(Stored items)
-.-.-
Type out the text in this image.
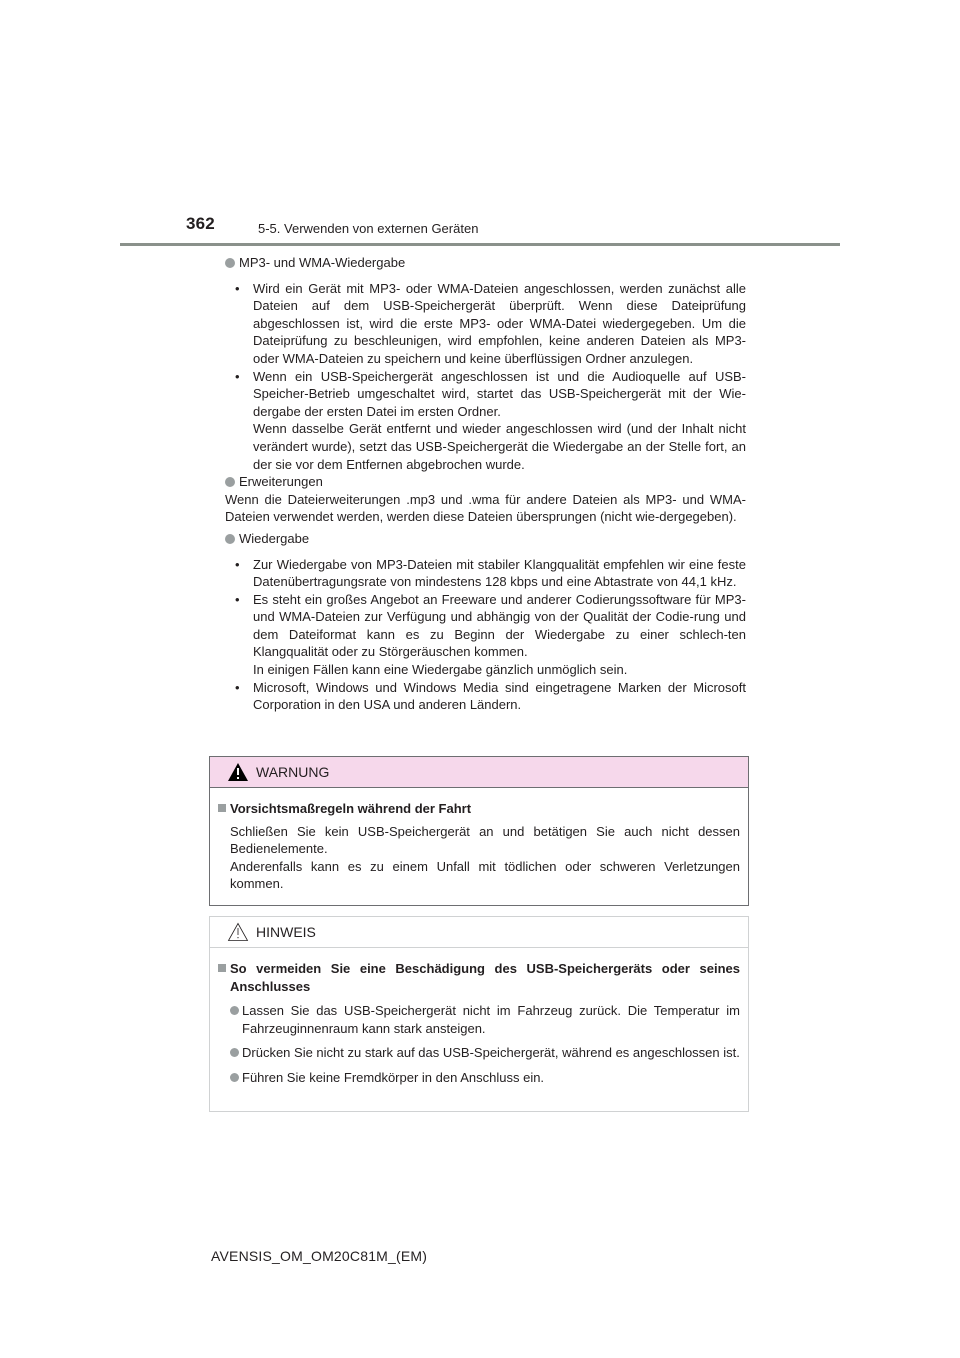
362	5-5. Verwenden von externen Geräten
MP3- und WMA-Wiedergabe
• Wird ein Gerät mit MP3- oder WMA-Dateien angeschlossen, werden zunächst alle Dateien auf dem USB-Speichergerät überprüft. Wenn diese Dateiprüfung abgeschlossen ist, wird die erste MP3- oder WMA-Datei wiedergegeben. Um die Dateiprüfung zu beschleunigen, wird empfohlen, keine anderen Dateien als MP3- oder WMA-Dateien zu speichern und keine überflüssigen Ordner anzulegen.
• Wenn ein USB-Speichergerät angeschlossen ist und die Audioquelle auf USB-Speicher-Betrieb umgeschaltet wird, startet das USB-Speichergerät mit der Wie-dergabe der ersten Datei im ersten Ordner.
Wenn dasselbe Gerät entfernt und wieder angeschlossen wird (und der Inhalt nicht verändert wurde), setzt das USB-Speichergerät die Wiedergabe an der Stelle fort, an der sie vor dem Entfernen abgebrochen wurde.
Erweiterungen
Wenn die Dateierweiterungen .mp3 und .wma für andere Dateien als MP3- und WMA-Dateien verwendet werden, werden diese Dateien übersprungen (nicht wie-dergegeben).
Wiedergabe
• Zur Wiedergabe von MP3-Dateien mit stabiler Klangqualität empfehlen wir eine feste Datenübertragungsrate von mindestens 128 kbps und eine Abtastrate von 44,1 kHz.
• Es steht ein großes Angebot an Freeware und anderer Codierungssoftware für MP3- und WMA-Dateien zur Verfügung und abhängig von der Qualität der Codie-rung und dem Dateiformat kann es zu Beginn der Wiedergabe zu einer schlech-ten Klangqualität oder zu Störgeräuschen kommen.
In einigen Fällen kann eine Wiedergabe gänzlich unmöglich sein.
• Microsoft, Windows und Windows Media sind eingetragene Marken der Microsoft Corporation in den USA und anderen Ländern.
WARNUNG
Vorsichtsmaßregeln während der Fahrt
Schließen Sie kein USB-Speichergerät an und betätigen Sie auch nicht dessen Bedienelemente.
Anderenfalls kann es zu einem Unfall mit tödlichen oder schweren Verletzungen kommen.
HINWEIS
So vermeiden Sie eine Beschädigung des USB-Speichergeräts oder seines Anschlusses
Lassen Sie das USB-Speichergerät nicht im Fahrzeug zurück. Die Temperatur im Fahrzeuginnenraum kann stark ansteigen.
Drücken Sie nicht zu stark auf das USB-Speichergerät, während es angeschlossen ist.
Führen Sie keine Fremdkörper in den Anschluss ein.
AVENSIS_OM_OM20C81M_(EM)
-.-.-
Using the listing above, locate the lines that hold "werden" and copy each one.

RESULT:
• Wird ein Gerät mit MP3- oder WMA-Dateien angeschlossen, werden zunächst alle Dateien auf dem USB-Speichergerät überprüft. Wenn diese Dateiprüfung abgeschlossen ist, wird die erste MP3- oder WMA-Datei wiedergegeben. Um die Dateiprüfung zu beschleunigen, wird empfohlen, keine anderen Dateien als MP3- oder WMA-Dateien zu speichern und keine überflüssigen Ordner anzulegen.
Wenn die Dateierweiterungen .mp3 und .wma für andere Dateien als MP3- und WMA-Dateien verwendet werden, werden diese Dateien übersprungen (nicht wie-dergegeben).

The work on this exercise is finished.